▶ _WHAT IS NEEDED_:
Produce a verbatim copy of the entries listed below.

Records contained in a dataset
··········

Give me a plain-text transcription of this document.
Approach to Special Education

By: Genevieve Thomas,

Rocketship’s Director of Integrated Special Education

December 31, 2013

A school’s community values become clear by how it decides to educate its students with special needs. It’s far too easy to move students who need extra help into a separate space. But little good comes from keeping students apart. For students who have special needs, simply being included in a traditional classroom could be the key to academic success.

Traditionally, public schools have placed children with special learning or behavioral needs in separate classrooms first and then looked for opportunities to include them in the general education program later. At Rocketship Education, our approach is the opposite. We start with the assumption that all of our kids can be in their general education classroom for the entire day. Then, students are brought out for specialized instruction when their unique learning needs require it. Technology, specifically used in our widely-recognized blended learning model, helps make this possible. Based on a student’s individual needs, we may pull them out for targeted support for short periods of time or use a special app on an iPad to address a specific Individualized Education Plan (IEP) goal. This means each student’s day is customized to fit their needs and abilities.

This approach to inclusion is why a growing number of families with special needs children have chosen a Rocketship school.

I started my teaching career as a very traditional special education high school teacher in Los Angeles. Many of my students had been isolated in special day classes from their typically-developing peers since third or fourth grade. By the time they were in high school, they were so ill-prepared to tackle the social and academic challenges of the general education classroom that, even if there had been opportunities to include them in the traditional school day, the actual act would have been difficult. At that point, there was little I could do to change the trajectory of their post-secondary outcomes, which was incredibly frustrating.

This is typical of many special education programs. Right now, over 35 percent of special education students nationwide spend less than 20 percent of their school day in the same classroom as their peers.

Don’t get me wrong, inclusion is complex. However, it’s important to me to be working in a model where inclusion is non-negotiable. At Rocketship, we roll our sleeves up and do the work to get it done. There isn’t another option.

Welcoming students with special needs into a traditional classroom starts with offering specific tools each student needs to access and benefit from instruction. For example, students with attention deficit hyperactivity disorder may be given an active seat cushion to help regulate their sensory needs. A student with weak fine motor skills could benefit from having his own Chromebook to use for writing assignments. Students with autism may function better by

··········

▶ _RIGHT ANSWER_:
Give me a plain-text transcription of this document.
Approach to Special Education

By: Genevieve Thomas,

Rocketship’s Director of Integrated Special Education

December 31, 2013

A school’s community values become clear by how it decides to educate its students with special needs. It’s far too easy to move students who need extra help into a separate space. But little good comes from keeping students apart. For students who have special needs, simply being included in a traditional classroom could be the key to academic success.

Traditionally, public schools have placed children with special learning or behavioral needs in separate classrooms first and then looked for opportunities to include them in the general education program later. At Rocketship Education, our approach is the opposite. We start with the assumption that all of our kids can be in their general education classroom for the entire day. Then, students are brought out for specialized instruction when their unique learning needs require it. Technology, specifically used in our widely-recognized blended learning model, helps make this possible. Based on a student’s individual needs, we may pull them out for targeted support for short periods of time or use a special app on an iPad to address a specific Individualized Education Plan (IEP) goal. This means each student’s day is customized to fit their needs and abilities.

This approach to inclusion is why a growing number of families with special needs children have chosen a Rocketship school.

I started my teaching career as a very traditional special education high school teacher in Los Angeles. Many of my students had been isolated in special day classes from their typically-developing peers since third or fourth grade. By the time they were in high school, they were so ill-prepared to tackle the social and academic challenges of the general education classroom that, even if there had been opportunities to include them in the traditional school day, the actual act would have been difficult. At that point, there was little I could do to change the trajectory of their post-secondary outcomes, which was incredibly frustrating.

This is typical of many special education programs. Right now, over 35 percent of special education students nationwide spend less than 20 percent of their school day in the same classroom as their peers.

Don’t get me wrong, inclusion is complex. However, it’s important to me to be working in a model where inclusion is non-negotiable. At Rocketship, we roll our sleeves up and do the work to get it done. There isn’t another option.

Welcoming students with special needs into a traditional classroom starts with offering specific tools each student needs to access and benefit from instruction. For example, students with attention deficit hyperactivity disorder may be given an active seat cushion to help regulate their sensory needs. A student with weak fine motor skills could benefit from having his own Chromebook to use for writing assignments. Students with autism may function better by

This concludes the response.